>> begin Data records

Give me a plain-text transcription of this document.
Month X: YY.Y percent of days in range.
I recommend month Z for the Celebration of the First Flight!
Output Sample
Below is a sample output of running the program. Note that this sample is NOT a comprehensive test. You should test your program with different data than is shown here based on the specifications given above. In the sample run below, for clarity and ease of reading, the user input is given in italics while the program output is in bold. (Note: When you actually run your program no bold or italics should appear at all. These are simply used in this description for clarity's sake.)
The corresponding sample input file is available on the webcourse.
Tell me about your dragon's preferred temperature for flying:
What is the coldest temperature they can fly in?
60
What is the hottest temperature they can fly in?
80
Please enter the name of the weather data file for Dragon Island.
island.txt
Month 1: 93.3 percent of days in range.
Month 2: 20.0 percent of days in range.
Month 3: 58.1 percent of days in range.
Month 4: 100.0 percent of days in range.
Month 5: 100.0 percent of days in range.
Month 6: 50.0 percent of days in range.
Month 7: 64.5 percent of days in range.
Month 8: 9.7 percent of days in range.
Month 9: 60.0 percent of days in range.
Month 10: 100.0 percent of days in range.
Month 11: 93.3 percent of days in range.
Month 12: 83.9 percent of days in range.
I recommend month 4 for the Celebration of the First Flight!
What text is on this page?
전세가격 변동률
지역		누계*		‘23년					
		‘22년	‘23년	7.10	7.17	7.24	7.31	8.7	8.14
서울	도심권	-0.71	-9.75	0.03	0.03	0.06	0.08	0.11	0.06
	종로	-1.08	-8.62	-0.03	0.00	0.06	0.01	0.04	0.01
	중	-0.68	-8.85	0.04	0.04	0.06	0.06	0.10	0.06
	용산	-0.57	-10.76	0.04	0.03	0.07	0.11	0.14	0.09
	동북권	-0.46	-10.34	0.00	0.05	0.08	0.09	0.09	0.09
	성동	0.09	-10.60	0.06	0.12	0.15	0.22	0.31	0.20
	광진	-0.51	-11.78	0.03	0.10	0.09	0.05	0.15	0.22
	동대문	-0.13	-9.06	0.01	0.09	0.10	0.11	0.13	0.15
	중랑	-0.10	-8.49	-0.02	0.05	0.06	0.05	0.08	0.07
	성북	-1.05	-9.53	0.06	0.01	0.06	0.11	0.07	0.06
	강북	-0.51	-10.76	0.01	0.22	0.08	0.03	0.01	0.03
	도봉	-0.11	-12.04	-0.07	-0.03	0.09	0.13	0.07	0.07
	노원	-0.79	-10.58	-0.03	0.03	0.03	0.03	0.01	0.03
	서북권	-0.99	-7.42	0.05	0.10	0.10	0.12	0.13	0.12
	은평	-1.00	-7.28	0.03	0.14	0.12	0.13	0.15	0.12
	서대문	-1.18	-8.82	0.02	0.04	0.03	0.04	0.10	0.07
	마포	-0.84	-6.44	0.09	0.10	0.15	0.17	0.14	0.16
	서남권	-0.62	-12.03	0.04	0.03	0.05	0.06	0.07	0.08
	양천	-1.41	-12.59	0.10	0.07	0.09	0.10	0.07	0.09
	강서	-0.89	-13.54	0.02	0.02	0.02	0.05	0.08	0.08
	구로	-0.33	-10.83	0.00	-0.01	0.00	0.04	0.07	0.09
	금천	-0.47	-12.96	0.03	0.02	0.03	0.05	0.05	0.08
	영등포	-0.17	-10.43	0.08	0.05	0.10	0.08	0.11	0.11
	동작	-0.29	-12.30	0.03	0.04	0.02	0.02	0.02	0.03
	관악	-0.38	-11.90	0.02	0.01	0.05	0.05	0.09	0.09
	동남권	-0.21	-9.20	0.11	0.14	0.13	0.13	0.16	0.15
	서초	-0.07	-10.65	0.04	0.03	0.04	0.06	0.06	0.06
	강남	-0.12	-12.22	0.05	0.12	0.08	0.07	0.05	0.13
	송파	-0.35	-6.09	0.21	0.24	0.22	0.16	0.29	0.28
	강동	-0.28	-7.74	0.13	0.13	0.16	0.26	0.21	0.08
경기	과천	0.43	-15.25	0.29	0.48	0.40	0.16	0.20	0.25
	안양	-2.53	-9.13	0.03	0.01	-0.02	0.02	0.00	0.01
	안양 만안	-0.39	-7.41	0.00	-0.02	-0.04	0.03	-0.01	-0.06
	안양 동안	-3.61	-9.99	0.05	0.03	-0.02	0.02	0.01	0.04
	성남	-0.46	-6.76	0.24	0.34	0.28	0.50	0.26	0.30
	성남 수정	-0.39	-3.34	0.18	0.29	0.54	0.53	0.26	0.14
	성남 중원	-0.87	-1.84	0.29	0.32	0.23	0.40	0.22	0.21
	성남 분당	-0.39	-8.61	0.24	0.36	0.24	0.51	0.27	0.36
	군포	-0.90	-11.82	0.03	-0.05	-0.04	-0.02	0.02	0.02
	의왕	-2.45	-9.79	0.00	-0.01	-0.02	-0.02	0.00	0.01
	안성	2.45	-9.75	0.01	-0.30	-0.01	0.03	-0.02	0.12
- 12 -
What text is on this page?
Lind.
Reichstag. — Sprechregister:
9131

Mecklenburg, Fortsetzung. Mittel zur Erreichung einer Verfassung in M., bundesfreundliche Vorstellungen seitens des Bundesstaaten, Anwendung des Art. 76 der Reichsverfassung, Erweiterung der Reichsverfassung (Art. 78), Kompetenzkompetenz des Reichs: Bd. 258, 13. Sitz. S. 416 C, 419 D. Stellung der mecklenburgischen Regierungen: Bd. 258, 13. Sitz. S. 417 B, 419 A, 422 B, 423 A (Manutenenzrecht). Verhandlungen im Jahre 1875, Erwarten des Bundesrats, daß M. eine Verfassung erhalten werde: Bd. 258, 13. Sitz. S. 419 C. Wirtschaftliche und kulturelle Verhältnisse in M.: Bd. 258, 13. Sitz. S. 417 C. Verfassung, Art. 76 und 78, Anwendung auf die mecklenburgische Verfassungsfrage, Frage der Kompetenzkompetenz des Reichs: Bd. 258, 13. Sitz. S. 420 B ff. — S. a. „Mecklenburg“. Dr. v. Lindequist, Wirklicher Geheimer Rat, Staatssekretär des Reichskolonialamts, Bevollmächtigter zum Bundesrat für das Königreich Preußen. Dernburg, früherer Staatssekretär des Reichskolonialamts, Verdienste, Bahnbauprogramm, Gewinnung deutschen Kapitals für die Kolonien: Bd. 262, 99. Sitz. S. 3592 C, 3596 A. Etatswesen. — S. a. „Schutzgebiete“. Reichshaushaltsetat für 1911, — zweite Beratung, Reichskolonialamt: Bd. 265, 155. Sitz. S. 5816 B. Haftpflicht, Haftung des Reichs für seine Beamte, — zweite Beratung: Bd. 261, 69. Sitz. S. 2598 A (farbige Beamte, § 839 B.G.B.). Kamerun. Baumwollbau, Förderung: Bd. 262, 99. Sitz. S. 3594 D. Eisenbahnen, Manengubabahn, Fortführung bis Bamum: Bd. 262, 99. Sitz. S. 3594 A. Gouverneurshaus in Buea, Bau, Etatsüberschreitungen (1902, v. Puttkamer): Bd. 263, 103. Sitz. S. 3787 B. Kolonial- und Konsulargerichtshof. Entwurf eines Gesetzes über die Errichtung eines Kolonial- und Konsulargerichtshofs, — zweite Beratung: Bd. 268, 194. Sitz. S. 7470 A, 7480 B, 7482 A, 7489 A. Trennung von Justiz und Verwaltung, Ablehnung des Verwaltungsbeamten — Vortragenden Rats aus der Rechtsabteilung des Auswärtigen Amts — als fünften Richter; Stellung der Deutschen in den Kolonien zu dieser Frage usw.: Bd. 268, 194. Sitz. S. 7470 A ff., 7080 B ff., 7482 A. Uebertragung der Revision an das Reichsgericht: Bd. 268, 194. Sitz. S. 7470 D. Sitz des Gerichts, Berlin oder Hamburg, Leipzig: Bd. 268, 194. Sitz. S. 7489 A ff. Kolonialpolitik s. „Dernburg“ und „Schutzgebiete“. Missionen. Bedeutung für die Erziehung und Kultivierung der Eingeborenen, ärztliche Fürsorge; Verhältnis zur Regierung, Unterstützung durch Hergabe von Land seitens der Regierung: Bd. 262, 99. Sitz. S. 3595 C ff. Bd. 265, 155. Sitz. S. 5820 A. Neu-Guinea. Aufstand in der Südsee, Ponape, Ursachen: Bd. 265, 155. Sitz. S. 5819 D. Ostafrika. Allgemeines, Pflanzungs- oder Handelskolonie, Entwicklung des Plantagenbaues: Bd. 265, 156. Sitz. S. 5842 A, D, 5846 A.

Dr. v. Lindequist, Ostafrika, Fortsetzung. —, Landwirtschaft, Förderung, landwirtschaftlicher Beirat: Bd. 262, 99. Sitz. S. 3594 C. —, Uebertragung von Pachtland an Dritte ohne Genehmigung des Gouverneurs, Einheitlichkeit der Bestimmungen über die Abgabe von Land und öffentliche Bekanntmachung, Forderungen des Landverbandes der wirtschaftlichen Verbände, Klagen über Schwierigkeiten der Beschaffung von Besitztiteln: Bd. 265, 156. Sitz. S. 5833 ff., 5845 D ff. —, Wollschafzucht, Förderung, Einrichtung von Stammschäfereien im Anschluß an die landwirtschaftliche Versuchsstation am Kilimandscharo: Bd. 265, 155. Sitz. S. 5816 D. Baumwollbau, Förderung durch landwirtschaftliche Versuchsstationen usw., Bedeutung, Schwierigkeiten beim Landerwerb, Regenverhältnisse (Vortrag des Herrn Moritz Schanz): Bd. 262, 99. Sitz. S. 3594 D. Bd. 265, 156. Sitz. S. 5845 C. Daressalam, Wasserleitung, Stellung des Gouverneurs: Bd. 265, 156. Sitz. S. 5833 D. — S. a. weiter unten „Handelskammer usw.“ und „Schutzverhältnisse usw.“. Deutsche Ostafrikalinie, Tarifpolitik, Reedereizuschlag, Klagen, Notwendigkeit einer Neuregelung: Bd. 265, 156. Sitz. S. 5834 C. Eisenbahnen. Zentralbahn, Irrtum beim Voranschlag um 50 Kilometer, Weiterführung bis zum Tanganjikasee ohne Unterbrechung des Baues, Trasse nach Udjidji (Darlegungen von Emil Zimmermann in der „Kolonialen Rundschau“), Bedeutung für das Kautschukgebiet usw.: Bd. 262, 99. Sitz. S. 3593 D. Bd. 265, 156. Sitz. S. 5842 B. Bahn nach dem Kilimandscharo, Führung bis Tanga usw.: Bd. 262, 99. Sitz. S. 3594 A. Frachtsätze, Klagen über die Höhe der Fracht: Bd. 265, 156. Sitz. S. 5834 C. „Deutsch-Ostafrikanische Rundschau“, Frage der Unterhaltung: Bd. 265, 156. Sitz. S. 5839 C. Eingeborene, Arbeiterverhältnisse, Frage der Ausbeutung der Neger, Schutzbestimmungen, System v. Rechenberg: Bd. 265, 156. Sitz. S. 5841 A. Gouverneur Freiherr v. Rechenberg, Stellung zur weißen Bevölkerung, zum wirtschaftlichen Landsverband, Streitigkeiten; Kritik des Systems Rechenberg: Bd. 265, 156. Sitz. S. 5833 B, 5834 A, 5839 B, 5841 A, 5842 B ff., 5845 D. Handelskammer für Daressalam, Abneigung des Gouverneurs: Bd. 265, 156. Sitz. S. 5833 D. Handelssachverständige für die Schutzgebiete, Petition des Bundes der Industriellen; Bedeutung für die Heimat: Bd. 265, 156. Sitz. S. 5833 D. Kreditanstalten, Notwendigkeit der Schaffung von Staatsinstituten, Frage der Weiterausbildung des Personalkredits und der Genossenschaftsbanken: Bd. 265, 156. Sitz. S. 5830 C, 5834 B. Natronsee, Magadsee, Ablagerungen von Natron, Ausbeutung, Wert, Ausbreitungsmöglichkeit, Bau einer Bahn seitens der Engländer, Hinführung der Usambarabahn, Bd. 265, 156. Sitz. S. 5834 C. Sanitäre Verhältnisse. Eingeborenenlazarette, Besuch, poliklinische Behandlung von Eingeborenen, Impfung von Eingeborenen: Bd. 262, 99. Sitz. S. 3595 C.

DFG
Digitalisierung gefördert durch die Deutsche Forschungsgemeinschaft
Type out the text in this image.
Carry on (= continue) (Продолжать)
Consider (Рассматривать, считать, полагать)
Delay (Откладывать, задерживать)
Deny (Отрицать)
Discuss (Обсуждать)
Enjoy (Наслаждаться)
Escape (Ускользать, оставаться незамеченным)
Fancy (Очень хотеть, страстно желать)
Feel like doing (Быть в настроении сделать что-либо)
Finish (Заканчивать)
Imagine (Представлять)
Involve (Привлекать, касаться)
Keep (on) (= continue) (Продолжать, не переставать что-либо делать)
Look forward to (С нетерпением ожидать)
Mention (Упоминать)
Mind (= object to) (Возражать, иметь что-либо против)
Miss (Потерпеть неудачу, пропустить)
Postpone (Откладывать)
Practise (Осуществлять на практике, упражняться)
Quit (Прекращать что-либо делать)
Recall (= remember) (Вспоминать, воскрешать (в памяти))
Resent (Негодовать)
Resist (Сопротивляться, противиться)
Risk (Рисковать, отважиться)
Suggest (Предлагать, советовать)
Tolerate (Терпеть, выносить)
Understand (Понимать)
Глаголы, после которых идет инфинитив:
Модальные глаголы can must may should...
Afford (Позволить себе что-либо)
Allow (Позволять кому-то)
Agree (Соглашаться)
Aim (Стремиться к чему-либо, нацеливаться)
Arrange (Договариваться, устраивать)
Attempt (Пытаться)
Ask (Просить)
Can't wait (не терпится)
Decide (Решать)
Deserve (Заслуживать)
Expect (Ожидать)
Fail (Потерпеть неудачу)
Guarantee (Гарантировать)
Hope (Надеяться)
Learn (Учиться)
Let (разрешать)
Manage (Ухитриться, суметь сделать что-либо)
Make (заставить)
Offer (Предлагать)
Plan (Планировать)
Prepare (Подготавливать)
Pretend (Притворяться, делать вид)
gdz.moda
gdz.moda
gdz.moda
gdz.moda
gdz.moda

>> end Data records

* _Given problem_: Copy each line containing the word "text" from the data.

* _Task solution_:
Give me a plain-text transcription of this document.
What text is on this page?
What text is on this page?
Type out the text in this image.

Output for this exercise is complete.